Do this: Copy out the boat book post below, word for word and in full.

Only the guy who isn't rowing has time to rock the boat.
-Jean-Paul Sartre --French existentialist philosopher and writer, 1905-1980

Story out of the funniest boat book

I'm telling you this is the funniest Boat book or any kind of book I have ever read. I read it outloud sometimes as we're sitting around and I have laughed so hard my gut hurt. It was written in 1957 by a man named Lawrence Lariar and I am not sure if he ever wrote anything else. I am guessing he was a married man and at some point in his marriage he decided to buy an old clunker of a boat. I figure that because that is what he writes about, obviously using a character name. It is absolutely hilarious the way he writes sarcastically and comically.The book is made up of several short stories about the things a married couple went through when he decided to become a boater. I wanted to share one of my favorite stories he wrote, with you. It is too long to write in one post so I will break it up over a few days. I really hope you enjoy it as much as I do. I think every boater should own this book. The only problem is is that it was written in 1957 and is a collectors book. I happened across it at a second hand book store. But I did look it up on Amazon and they do have it there. If you like the story I share with you, you really should buy it. I promise you will love it. I think its only 2.99 on Amazon. I have a link to Amazon below:

Boat and be damned
The Chapters:
1 Our Midwestern Mariners
2 Mr. Binnacle Buys His Dream Boat
3 The Ten Commandments for Boating Guests
4 Dinig Afloat with the Binnacles
5 Boat Supply Department
6 Boating Types
7 Nautical Dictionary
8 Mr. & Mrs. Binnacle Join the Yacht Club
9 A Day at Sea with the Binnacles

Heres the Story:

Mr. Binnacle Buys His Dream Boat

The Ad Reads: CRUISER Sleeps 4,roomy cabins,twin screws,fighting chairs,outriggers,enclosed head,pulpit,fish box,flying bridge,electric bilge,complete galley,freshwater,ship to shore telephone,clean,used only two hours by old lady (with arthritis),must sell at BARGAIN price. Asking $4632.99

When Chester Binnacle read this advertisement, the nautical blood rushed to his head immediately. Chester was overcome with the giddy feeling of a prospector upon discovering the first golden flecks in his pan. He lowered the newspaper and gazed at his wife across the table. She seemed fairly content this morning, nibbling her favorite marmalade and toast.

Entries provided:
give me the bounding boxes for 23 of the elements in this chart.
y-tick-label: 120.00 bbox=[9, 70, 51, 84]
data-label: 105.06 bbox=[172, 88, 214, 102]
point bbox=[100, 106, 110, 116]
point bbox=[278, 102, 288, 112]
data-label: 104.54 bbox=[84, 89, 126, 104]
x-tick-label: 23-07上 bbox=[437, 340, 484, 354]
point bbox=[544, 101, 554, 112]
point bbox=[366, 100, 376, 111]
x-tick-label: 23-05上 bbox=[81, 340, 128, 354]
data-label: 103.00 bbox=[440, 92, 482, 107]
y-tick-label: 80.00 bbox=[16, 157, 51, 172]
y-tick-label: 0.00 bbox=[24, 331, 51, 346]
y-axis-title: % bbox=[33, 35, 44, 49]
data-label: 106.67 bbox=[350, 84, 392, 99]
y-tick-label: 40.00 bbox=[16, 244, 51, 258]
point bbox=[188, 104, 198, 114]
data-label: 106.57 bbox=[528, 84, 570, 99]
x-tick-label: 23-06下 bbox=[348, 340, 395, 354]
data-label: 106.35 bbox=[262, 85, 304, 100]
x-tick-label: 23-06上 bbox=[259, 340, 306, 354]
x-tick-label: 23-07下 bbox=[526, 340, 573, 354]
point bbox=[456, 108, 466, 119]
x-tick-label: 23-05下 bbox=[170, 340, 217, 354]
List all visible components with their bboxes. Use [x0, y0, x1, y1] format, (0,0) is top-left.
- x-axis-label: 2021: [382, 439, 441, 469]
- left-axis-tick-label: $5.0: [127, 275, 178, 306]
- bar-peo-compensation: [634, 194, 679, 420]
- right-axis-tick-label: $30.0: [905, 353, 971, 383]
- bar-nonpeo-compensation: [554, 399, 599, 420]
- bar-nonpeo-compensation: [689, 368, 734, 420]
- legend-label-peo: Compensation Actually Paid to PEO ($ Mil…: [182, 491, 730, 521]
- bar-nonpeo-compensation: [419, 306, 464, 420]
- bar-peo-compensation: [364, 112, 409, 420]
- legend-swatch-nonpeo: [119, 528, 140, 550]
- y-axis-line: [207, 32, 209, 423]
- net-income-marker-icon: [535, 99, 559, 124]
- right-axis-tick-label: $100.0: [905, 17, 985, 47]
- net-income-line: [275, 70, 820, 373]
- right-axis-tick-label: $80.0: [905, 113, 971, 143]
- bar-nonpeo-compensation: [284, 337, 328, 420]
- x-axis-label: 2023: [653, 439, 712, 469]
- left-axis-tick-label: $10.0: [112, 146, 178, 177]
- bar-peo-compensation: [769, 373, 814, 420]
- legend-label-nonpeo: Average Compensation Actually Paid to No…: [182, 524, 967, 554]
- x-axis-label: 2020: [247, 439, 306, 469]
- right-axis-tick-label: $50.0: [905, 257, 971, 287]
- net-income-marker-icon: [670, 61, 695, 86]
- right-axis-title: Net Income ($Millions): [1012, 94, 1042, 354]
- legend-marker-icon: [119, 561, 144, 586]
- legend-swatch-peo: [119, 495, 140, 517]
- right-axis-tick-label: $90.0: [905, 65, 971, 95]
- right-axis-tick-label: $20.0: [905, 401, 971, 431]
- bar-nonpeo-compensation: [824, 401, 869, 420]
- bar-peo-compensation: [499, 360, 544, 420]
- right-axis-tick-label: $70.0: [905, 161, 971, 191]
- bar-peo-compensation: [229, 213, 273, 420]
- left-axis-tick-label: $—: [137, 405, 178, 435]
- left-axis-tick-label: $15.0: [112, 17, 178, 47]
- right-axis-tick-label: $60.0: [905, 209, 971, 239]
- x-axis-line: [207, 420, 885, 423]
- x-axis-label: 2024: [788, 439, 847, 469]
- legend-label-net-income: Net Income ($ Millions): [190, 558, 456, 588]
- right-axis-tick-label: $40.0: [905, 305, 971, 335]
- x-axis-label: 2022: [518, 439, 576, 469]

Task solution:
Only the guy who isn't rowing has time to rock the boat.
-Jean-Paul Sartre --French existentialist philosopher and writer, 1905-1980

Story out of the funniest boat book

I'm telling you this is the funniest Boat book or any kind of book I have ever read. I read it outloud sometimes as we're sitting around and I have laughed so hard my gut hurt. It was written in 1957 by a man named Lawrence Lariar and I am not sure if he ever wrote anything else. I am guessing he was a married man and at some point in his marriage he decided to buy an old clunker of a boat. I figure that because that is what he writes about, obviously using a character name. It is absolutely hilarious the way he writes sarcastically and comically.The book is made up of several short stories about the things a married couple went through when he decided to become a boater. I wanted to share one of my favorite stories he wrote, with you. It is too long to write in one post so I will break it up over a few days. I really hope you enjoy it as much as I do. I think every boater should own this book. The only problem is is that it was written in 1957 and is a collectors book. I happened across it at a second hand book store. But I did look it up on Amazon and they do have it there. If you like the story I share with you, you really should buy it. I promise you will love it. I think its only 2.99 on Amazon. I have a link to Amazon below:

Boat and be damned
The Chapters:
1 Our Midwestern Mariners
2 Mr. Binnacle Buys His Dream Boat
3 The Ten Commandments for Boating Guests
4 Dinig Afloat with the Binnacles
5 Boat Supply Department
6 Boating Types
7 Nautical Dictionary
8 Mr. & Mrs. Binnacle Join the Yacht Club
9 A Day at Sea with the Binnacles

Heres the Story:

Mr. Binnacle Buys His Dream Boat

The Ad Reads: CRUISER Sleeps 4,roomy cabins,twin screws,fighting chairs,outriggers,enclosed head,pulpit,fish box,flying bridge,electric bilge,complete galley,freshwater,ship to shore telephone,clean,used only two hours by old lady (with arthritis),must sell at BARGAIN price. Asking $4632.99

When Chester Binnacle read this advertisement, the nautical blood rushed to his head immediately. Chester was overcome with the giddy feeling of a prospector upon discovering the first golden flecks in his pan. He lowered the newspaper and gazed at his wife across the table. She seemed fairly content this morning, nibbling her favorite marmalade and toast.